TASK INSTRUCTIONS:
Copy out all the lines in the records that include the word "Norman".

INPUT RECORDS:
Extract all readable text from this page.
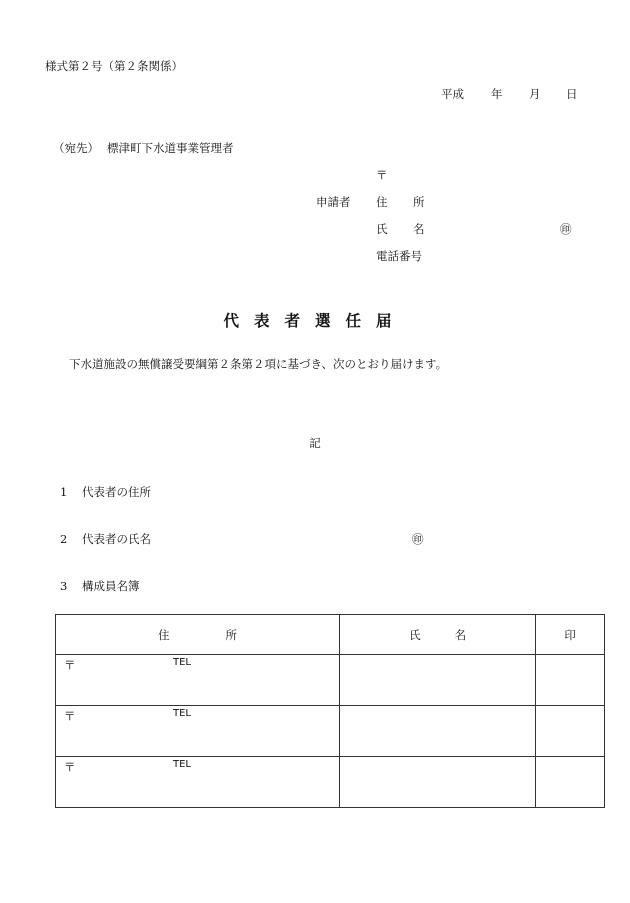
様式第２号（第２条関係）
平成 年 月 日
（宛先） 標津町下水道事業管理者
〒
申請者 住 所
氏 名	㊞
電話番号
代表者選任届
下水道施設の無償譲受要綱第２条第２項に基づき、次のとおり届けます。
記
1 代表者の住所
2 代表者の氏名	㊞
3 構成員名簿
住 所	氏 名	印

〒 TEL		

〒 TEL		

〒 TEL		
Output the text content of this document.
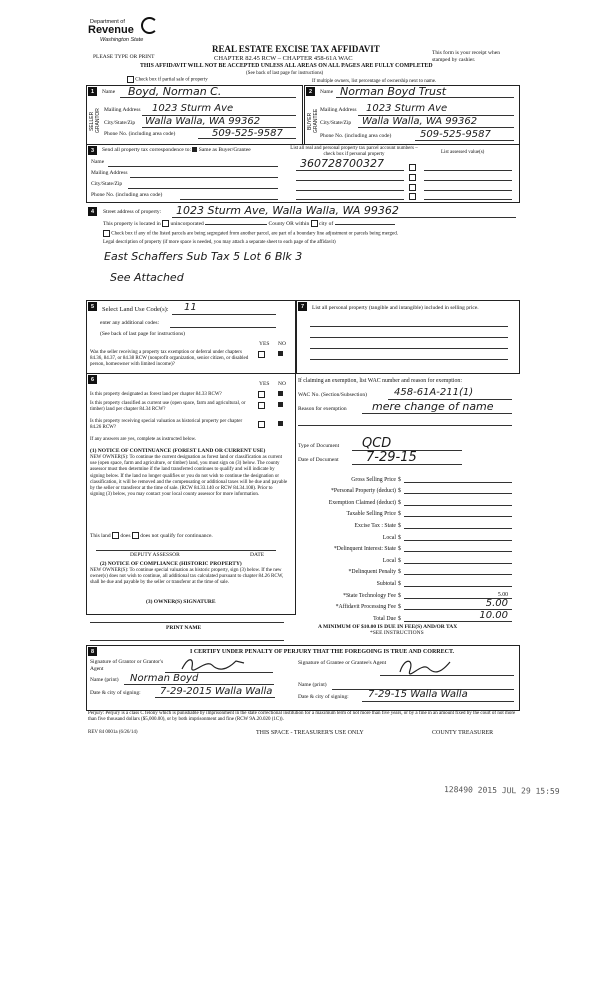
Department of
Revenue
Washington State
PLEASE TYPE OR PRINT
REAL ESTATE EXCISE TAX AFFIDAVIT
CHAPTER 82.45 RCW – CHAPTER 458-61A WAC
THIS AFFIDAVIT WILL NOT BE ACCEPTED UNLESS ALL AREAS ON ALL PAGES ARE FULLY COMPLETED
(See back of last page for instructions)
This form is your receipt when stamped by cashier.
Check box if partial sale of property	If multiple owners, list percentage of ownership next to name.
1
SELLER GRANTOR
Name Boyd, Norman C.
Mailing Address 1023 Sturm Ave
City/State/Zip Walla Walla, WA 99362
Phone No. (including area code)	509-525-9587
2
BUYER GRANTEE
Name Norman Boyd Trust
Mailing Address 1023 Sturm Ave
City/State/Zip Walla Walla, WA 99362
Phone No. (including area code)	509-525-9587
3	Send all property tax correspondence to: Same as Buyer/Grantee
Name
Mailing Address
City/State/Zip
Phone No. (including area code)
List all real and personal property tax parcel account numbers – check box if personal property	List assessed value(s)
360728700327
4	Street address of property: 1023 Sturm Ave, Walla Walla, WA 99362
This property is located in unincorporated	County OR within city of
Check box if any of the listed parcels are being segregated from another parcel, are part of a boundary line adjustment or parcels being merged.
Legal description of property (if more space is needed, you may attach a separate sheet to each page of the affidavit)
East Schaffers Sub Tax 5 Lot 6 Blk 3
See Attached
5	Select Land Use Code(s): 11
enter any additional codes:
(See back of last page for instructions)
YES NO
Was the seller receiving a property tax exemption or deferral under chapters 84.36, 84.37, or 84.38 RCW (nonprofit organization, senior citizen, or disabled person, homeowner with limited income)?
7	List all personal property (tangible and intangible) included in selling price.
6
YES NO
Is this property designated as forest land per chapter 84.33 RCW?
Is this property classified as current use (open space, farm and agricultural, or timber) land per chapter 84.34 RCW?
Is this property receiving special valuation as historical property per chapter 84.26 RCW?
If any answers are yes, complete as instructed below.
(1) NOTICE OF CONTINUANCE (FOREST LAND OR CURRENT USE)
NEW OWNER(S): To continue the current designation as forest land or classification as current use (open space, farm and agriculture, or timber) land, you must sign on (3) below. The county assessor must then determine if the land transferred continues to qualify and will indicate by signing below. If the land no longer qualifies or you do not wish to continue the designation or classification, it will be removed and the compensating or additional taxes will be due and payable by the seller or transferor at the time of sale. (RCW 84.33.140 or RCW 84.34.108). Prior to signing (3) below, you may contact your local county assessor for more information.
This land does does not qualify for continuance.
DEPUTY ASSESSOR	DATE
(2) NOTICE OF COMPLIANCE (HISTORIC PROPERTY)
NEW OWNER(S): To continue special valuation as historic property, sign (3) below. If the new owner(s) does not wish to continue, all additional tax calculated pursuant to chapter 84.26 RCW, shall be due and payable by the seller or transferor at the time of sale.
(3) OWNER(S) SIGNATURE
PRINT NAME
If claiming an exemption, list WAC number and reason for exemption:
WAC No. (Section/Subsection)	458-61A-211(1)
Reason for exemption mere change of name
Type of Document QCD
Date of Document 7-29-15
Gross Selling Price $
*Personal Property (deduct) $
Exemption Claimed (deduct) $
Taxable Selling Price $
Excise Tax : State $
Local $
*Delinquent Interest: State $
Local $
*Delinquent Penalty $
Subtotal $
*State Technology Fee $	5.00
*Affidavit Processing Fee $	5.00
Total Due $	10.00
A MINIMUM OF $10.00 IS DUE IN FEE(S) AND/OR TAX
*SEE INSTRUCTIONS
8	I CERTIFY UNDER PENALTY OF PERJURY THAT THE FOREGOING IS TRUE AND CORRECT.
Signature of Grantor or Grantor's Agent
Name (print) Norman Boyd
Date & city of signing: 7-29-2015 Walla Walla
Signature of Grantee or Grantee's Agent
Name (print)
Date & city of signing: 7-29-15 Walla Walla
Perjury: Perjury is a class C felony which is punishable by imprisonment in the state correctional institution for a maximum term of not more than five years, or by a fine in an amount fixed by the court of not more than five thousand dollars ($5,000.00), or by both imprisonment and fine (RCW 9A.20.020 (1C)).
REV 84 0001a (6/26/14)	THIS SPACE - TREASURER'S USE ONLY	COUNTY TREASURER
128490 2015 JUL 29 15:59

REPLY:
Name Boyd, Norman C.
Name Norman Boyd Trust
Name (print) Norman Boyd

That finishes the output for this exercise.